Data entries
######
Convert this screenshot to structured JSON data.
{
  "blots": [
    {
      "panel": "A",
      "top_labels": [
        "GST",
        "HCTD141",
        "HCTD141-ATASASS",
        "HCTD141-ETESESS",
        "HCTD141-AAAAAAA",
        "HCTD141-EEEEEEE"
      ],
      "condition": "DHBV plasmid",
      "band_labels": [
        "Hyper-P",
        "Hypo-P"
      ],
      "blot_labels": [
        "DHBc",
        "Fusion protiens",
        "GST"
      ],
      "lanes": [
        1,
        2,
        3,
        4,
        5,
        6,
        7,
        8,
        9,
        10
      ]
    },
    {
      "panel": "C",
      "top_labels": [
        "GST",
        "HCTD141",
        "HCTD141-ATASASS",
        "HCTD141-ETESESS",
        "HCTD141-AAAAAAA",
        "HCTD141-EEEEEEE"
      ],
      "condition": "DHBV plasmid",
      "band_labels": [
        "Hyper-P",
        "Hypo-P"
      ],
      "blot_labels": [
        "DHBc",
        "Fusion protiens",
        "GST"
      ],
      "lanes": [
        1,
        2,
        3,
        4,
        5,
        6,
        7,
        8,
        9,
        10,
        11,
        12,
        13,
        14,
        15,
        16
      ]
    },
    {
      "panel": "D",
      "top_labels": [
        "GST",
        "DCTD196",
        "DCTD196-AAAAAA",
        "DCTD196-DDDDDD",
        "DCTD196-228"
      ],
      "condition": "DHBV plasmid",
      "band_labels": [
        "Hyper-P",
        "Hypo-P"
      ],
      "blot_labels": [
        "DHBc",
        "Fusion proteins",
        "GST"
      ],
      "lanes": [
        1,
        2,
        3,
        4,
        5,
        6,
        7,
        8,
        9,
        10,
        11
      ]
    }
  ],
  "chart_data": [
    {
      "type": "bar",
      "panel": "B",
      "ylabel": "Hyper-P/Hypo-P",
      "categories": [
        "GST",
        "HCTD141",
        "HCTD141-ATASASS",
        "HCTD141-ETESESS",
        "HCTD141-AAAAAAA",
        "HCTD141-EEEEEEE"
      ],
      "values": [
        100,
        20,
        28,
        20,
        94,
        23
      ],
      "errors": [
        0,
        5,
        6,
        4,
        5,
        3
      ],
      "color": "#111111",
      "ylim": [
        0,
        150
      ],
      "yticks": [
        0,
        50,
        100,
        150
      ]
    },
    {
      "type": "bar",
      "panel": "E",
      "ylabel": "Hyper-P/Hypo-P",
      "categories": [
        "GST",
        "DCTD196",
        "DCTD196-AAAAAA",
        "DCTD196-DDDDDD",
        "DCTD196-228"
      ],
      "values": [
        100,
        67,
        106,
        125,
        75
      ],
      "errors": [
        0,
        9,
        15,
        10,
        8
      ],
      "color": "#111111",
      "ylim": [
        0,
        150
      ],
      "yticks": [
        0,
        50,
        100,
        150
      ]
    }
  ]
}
######
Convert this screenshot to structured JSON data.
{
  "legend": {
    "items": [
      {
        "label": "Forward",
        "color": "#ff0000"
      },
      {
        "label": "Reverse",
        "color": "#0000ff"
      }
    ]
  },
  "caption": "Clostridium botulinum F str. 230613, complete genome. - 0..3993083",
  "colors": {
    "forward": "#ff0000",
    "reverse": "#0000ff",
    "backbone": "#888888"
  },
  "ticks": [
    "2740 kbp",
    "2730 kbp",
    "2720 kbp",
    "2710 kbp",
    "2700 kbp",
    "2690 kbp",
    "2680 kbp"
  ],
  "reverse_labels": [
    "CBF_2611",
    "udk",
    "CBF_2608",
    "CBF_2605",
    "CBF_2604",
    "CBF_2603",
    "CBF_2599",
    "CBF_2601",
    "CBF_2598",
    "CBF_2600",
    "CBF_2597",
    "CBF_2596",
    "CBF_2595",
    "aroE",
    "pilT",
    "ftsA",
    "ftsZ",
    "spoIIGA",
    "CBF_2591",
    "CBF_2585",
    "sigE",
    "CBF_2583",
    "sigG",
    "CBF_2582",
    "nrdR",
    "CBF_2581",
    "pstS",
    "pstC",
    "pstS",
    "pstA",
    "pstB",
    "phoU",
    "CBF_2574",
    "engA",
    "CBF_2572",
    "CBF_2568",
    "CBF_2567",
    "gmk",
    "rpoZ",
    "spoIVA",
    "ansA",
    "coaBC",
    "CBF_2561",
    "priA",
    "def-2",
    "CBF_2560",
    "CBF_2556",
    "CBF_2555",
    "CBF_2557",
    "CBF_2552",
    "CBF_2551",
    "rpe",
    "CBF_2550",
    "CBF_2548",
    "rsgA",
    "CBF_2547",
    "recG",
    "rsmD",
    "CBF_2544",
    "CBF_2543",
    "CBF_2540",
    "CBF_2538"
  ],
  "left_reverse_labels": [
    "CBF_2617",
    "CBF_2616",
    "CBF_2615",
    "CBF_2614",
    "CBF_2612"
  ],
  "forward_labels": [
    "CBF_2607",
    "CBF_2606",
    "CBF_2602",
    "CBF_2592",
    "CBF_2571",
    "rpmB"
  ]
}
######
_What to work on_: Your response should be each line that includes the word "panel", copied from the records.

_Reply_:
      "panel": "A",
      "panel": "C",
      "panel": "D",
      "panel": "B",
      "panel": "E",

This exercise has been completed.